begin Exercise input
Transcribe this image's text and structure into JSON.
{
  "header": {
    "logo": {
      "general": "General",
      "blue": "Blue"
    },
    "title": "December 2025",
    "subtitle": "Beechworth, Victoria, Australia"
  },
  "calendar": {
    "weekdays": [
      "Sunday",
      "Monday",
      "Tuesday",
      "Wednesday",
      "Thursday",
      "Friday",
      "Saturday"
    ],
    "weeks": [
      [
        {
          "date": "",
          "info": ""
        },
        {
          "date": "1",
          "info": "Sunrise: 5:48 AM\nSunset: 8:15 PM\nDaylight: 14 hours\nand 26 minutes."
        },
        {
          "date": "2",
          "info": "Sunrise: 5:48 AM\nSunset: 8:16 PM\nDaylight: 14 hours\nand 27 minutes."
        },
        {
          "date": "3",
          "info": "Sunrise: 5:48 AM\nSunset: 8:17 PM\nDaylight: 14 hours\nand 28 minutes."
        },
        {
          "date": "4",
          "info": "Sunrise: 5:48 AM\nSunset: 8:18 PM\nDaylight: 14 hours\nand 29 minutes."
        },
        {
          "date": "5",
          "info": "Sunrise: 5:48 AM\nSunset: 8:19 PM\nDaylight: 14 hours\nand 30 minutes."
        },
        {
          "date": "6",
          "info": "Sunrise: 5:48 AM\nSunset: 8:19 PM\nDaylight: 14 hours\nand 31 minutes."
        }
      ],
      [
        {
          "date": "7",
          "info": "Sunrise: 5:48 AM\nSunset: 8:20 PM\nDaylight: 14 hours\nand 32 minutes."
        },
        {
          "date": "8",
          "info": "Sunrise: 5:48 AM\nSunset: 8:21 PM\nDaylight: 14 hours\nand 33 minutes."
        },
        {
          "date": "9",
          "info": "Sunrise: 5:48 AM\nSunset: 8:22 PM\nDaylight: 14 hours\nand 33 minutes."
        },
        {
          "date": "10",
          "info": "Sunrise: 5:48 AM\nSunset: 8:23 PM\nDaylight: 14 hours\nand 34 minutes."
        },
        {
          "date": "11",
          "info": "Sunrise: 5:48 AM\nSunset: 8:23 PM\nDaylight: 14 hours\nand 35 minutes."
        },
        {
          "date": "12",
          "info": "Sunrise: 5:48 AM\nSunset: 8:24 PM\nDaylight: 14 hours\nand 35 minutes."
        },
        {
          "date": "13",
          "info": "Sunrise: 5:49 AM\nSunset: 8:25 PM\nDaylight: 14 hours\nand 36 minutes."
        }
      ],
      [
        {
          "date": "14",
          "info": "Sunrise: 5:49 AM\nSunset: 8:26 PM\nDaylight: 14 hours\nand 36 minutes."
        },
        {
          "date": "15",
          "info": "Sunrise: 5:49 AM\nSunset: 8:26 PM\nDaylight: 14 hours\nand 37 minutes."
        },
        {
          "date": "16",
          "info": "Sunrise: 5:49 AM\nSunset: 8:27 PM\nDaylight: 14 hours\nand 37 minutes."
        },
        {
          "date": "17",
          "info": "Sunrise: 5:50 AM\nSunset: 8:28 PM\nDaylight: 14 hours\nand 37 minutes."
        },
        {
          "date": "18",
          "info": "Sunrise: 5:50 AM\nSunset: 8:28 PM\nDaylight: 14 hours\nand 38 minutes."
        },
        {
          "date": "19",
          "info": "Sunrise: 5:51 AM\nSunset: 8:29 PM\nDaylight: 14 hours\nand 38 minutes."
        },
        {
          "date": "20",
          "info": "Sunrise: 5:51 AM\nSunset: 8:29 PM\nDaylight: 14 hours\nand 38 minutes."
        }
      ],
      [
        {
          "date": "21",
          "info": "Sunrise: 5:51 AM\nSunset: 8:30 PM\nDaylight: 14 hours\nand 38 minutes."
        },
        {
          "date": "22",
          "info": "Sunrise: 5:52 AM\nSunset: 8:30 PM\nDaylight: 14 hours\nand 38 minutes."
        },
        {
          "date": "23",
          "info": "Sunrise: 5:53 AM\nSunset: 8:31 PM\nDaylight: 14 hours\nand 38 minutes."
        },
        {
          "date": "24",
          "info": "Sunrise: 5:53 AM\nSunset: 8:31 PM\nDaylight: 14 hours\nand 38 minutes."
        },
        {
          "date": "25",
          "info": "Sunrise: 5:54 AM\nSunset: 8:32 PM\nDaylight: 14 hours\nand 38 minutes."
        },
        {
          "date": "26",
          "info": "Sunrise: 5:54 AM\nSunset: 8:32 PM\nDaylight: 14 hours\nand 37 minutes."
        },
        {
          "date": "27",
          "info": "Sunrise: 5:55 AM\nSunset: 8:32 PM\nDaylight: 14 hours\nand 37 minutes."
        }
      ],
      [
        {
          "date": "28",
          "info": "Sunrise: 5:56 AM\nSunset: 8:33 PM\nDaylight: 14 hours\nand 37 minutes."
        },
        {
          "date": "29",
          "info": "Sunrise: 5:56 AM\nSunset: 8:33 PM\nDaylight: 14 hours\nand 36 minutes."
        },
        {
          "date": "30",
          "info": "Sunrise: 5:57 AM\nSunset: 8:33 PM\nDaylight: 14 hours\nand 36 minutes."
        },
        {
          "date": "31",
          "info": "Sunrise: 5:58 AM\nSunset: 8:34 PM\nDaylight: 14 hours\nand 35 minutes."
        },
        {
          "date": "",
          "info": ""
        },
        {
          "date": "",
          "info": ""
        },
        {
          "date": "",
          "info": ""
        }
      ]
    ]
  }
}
end Exercise input
begin Exercise input
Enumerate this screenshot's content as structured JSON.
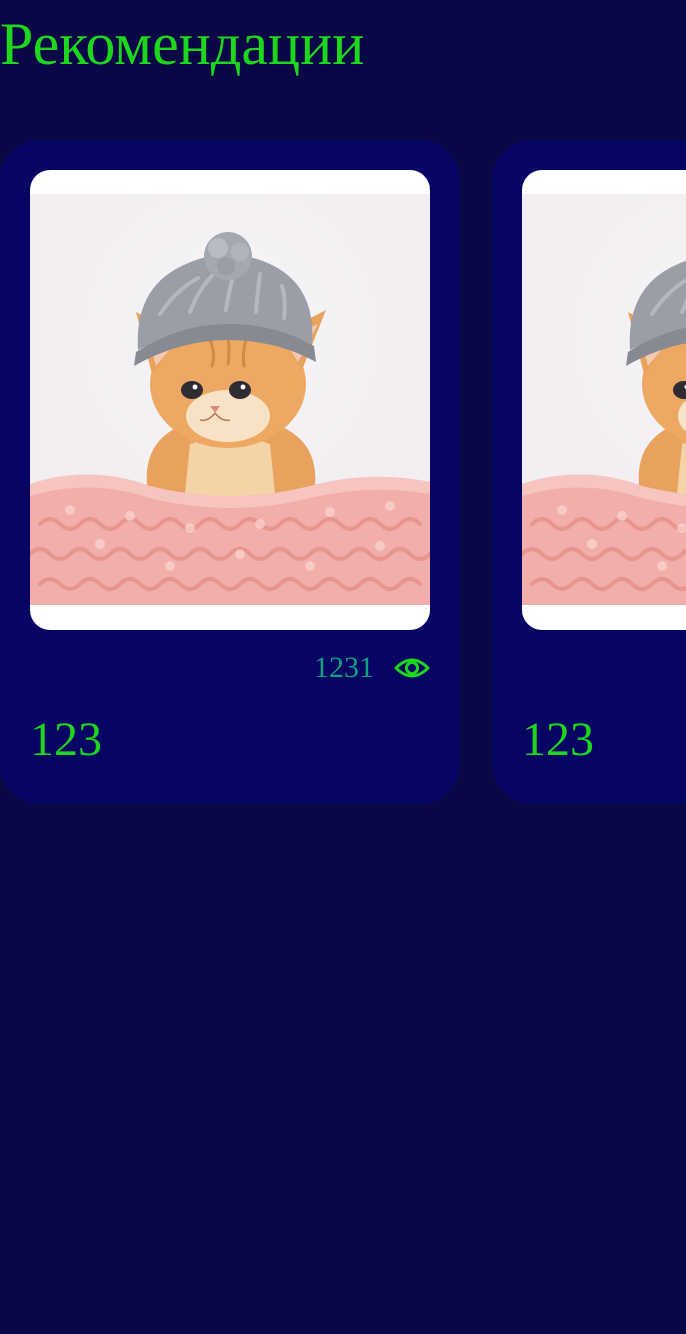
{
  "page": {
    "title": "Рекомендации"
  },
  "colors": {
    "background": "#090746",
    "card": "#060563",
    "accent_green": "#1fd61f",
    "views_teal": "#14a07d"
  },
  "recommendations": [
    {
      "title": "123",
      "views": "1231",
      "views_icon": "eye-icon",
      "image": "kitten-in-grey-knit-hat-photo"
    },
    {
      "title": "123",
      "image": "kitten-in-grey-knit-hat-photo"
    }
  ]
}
end Exercise input
*Exercise aim*: Find every line in the records above that contains the word "JSON", and copy each one.

*Answer to this problem*:
Transcribe this image's text and structure into JSON.
Enumerate this screenshot's content as structured JSON.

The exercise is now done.